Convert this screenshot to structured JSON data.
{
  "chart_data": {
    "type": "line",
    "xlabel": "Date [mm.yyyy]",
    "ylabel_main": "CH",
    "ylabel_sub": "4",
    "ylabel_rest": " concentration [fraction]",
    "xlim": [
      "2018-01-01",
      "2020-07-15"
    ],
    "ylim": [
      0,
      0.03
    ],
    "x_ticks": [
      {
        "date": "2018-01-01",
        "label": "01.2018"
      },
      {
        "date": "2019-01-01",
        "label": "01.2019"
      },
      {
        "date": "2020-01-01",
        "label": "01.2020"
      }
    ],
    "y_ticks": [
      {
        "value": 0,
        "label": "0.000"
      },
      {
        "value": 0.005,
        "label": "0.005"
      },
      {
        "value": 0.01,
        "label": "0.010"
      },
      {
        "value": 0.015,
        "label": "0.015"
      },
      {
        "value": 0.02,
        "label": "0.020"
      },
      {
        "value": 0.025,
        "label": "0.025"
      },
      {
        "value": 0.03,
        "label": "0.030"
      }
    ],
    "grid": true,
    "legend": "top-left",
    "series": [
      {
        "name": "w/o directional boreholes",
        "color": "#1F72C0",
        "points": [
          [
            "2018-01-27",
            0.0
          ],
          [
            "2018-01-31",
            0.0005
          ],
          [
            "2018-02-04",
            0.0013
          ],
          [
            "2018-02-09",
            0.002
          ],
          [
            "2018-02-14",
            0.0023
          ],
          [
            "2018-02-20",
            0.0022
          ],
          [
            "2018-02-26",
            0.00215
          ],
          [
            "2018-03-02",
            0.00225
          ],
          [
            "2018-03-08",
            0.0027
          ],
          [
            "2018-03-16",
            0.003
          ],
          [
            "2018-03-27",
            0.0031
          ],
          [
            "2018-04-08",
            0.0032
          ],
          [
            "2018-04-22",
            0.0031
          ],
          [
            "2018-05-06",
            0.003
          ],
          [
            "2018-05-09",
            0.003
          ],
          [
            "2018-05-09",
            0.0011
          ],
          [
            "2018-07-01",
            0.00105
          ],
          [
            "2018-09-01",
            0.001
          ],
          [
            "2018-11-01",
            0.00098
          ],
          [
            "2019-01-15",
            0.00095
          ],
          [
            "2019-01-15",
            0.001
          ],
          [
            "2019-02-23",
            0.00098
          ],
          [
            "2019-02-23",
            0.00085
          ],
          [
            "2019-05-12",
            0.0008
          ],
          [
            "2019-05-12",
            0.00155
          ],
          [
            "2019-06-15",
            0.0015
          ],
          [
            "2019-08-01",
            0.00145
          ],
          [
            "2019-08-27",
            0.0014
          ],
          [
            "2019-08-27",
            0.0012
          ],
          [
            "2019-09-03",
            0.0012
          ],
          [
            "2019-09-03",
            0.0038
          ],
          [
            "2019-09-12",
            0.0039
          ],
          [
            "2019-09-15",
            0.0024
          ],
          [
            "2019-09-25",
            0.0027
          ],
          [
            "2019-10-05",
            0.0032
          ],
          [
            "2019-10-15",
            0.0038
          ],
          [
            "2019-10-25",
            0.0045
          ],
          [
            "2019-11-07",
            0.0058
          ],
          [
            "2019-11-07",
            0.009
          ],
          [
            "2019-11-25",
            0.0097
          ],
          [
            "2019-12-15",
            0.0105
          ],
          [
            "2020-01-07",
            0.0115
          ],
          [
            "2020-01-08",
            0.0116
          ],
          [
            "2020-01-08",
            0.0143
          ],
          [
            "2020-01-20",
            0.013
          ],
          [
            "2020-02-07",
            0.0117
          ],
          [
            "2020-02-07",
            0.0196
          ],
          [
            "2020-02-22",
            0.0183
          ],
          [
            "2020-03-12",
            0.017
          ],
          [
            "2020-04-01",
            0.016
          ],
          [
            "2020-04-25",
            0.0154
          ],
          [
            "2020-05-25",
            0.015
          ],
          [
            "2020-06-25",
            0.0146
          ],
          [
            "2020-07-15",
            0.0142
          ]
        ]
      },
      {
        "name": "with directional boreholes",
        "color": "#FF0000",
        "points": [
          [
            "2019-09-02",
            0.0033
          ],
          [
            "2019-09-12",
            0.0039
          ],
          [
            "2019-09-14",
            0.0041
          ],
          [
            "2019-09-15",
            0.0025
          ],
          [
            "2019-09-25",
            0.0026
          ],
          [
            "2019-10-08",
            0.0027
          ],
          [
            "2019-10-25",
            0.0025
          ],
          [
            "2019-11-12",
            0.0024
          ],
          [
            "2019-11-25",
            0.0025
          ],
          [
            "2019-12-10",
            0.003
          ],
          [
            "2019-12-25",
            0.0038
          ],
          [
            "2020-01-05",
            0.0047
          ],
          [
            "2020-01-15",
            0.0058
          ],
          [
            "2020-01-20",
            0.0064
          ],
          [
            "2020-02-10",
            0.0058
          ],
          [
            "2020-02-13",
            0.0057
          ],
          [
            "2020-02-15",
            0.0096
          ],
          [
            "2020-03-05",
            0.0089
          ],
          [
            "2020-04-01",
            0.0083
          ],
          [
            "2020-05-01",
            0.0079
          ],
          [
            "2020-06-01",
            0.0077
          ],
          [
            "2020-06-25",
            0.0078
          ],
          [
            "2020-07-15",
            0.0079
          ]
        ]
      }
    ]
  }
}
★ ★ ★ ★ ★
REQUIRED TASK =>
All of the entries need to be reproduced exactly; please write them out.

OUTPUT OF THE EXERCISE =>
Convert this screenshot to structured JSON data.
{
  "chart_data": {
    "type": "line",
    "xlabel": "Date [mm.yyyy]",
    "ylabel_main": "CH",
    "ylabel_sub": "4",
    "ylabel_rest": " concentration [fraction]",
    "xlim": [
      "2018-01-01",
      "2020-07-15"
    ],
    "ylim": [
      0,
      0.03
    ],
    "x_ticks": [
      {
        "date": "2018-01-01",
        "label": "01.2018"
      },
      {
        "date": "2019-01-01",
        "label": "01.2019"
      },
      {
        "date": "2020-01-01",
        "label": "01.2020"
      }
    ],
    "y_ticks": [
      {
        "value": 0,
        "label": "0.000"
      },
      {
        "value": 0.005,
        "label": "0.005"
      },
      {
        "value": 0.01,
        "label": "0.010"
      },
      {
        "value": 0.015,
        "label": "0.015"
      },
      {
        "value": 0.02,
        "label": "0.020"
      },
      {
        "value": 0.025,
        "label": "0.025"
      },
      {
        "value": 0.03,
        "label": "0.030"
      }
    ],
    "grid": true,
    "legend": "top-left",
    "series": [
      {
        "name": "w/o directional boreholes",
        "color": "#1F72C0",
        "points": [
          [
            "2018-01-27",
            0.0
          ],
          [
            "2018-01-31",
            0.0005
          ],
          [
            "2018-02-04",
            0.0013
          ],
          [
            "2018-02-09",
            0.002
          ],
          [
            "2018-02-14",
            0.0023
          ],
          [
            "2018-02-20",
            0.0022
          ],
          [
            "2018-02-26",
            0.00215
          ],
          [
            "2018-03-02",
            0.00225
          ],
          [
            "2018-03-08",
            0.0027
          ],
          [
            "2018-03-16",
            0.003
          ],
          [
            "2018-03-27",
            0.0031
          ],
          [
            "2018-04-08",
            0.0032
          ],
          [
            "2018-04-22",
            0.0031
          ],
          [
            "2018-05-06",
            0.003
          ],
          [
            "2018-05-09",
            0.003
          ],
          [
            "2018-05-09",
            0.0011
          ],
          [
            "2018-07-01",
            0.00105
          ],
          [
            "2018-09-01",
            0.001
          ],
          [
            "2018-11-01",
            0.00098
          ],
          [
            "2019-01-15",
            0.00095
          ],
          [
            "2019-01-15",
            0.001
          ],
          [
            "2019-02-23",
            0.00098
          ],
          [
            "2019-02-23",
            0.00085
          ],
          [
            "2019-05-12",
            0.0008
          ],
          [
            "2019-05-12",
            0.00155
          ],
          [
            "2019-06-15",
            0.0015
          ],
          [
            "2019-08-01",
            0.00145
          ],
          [
            "2019-08-27",
            0.0014
          ],
          [
            "2019-08-27",
            0.0012
          ],
          [
            "2019-09-03",
            0.0012
          ],
          [
            "2019-09-03",
            0.0038
          ],
          [
            "2019-09-12",
            0.0039
          ],
          [
            "2019-09-15",
            0.0024
          ],
          [
            "2019-09-25",
            0.0027
          ],
          [
            "2019-10-05",
            0.0032
          ],
          [
            "2019-10-15",
            0.0038
          ],
          [
            "2019-10-25",
            0.0045
          ],
          [
            "2019-11-07",
            0.0058
          ],
          [
            "2019-11-07",
            0.009
          ],
          [
            "2019-11-25",
            0.0097
          ],
          [
            "2019-12-15",
            0.0105
          ],
          [
            "2020-01-07",
            0.0115
          ],
          [
            "2020-01-08",
            0.0116
          ],
          [
            "2020-01-08",
            0.0143
          ],
          [
            "2020-01-20",
            0.013
          ],
          [
            "2020-02-07",
            0.0117
          ],
          [
            "2020-02-07",
            0.0196
          ],
          [
            "2020-02-22",
            0.0183
          ],
          [
            "2020-03-12",
            0.017
          ],
          [
            "2020-04-01",
            0.016
          ],
          [
            "2020-04-25",
            0.0154
          ],
          [
            "2020-05-25",
            0.015
          ],
          [
            "2020-06-25",
            0.0146
          ],
          [
            "2020-07-15",
            0.0142
          ]
        ]
      },
      {
        "name": "with directional boreholes",
        "color": "#FF0000",
        "points": [
          [
            "2019-09-02",
            0.0033
          ],
          [
            "2019-09-12",
            0.0039
          ],
          [
            "2019-09-14",
            0.0041
          ],
          [
            "2019-09-15",
            0.0025
          ],
          [
            "2019-09-25",
            0.0026
          ],
          [
            "2019-10-08",
            0.0027
          ],
          [
            "2019-10-25",
            0.0025
          ],
          [
            "2019-11-12",
            0.0024
          ],
          [
            "2019-11-25",
            0.0025
          ],
          [
            "2019-12-10",
            0.003
          ],
          [
            "2019-12-25",
            0.0038
          ],
          [
            "2020-01-05",
            0.0047
          ],
          [
            "2020-01-15",
            0.0058
          ],
          [
            "2020-01-20",
            0.0064
          ],
          [
            "2020-02-10",
            0.0058
          ],
          [
            "2020-02-13",
            0.0057
          ],
          [
            "2020-02-15",
            0.0096
          ],
          [
            "2020-03-05",
            0.0089
          ],
          [
            "2020-04-01",
            0.0083
          ],
          [
            "2020-05-01",
            0.0079
          ],
          [
            "2020-06-01",
            0.0077
          ],
          [
            "2020-06-25",
            0.0078
          ],
          [
            "2020-07-15",
            0.0079
          ]
        ]
      }
    ]
  }
}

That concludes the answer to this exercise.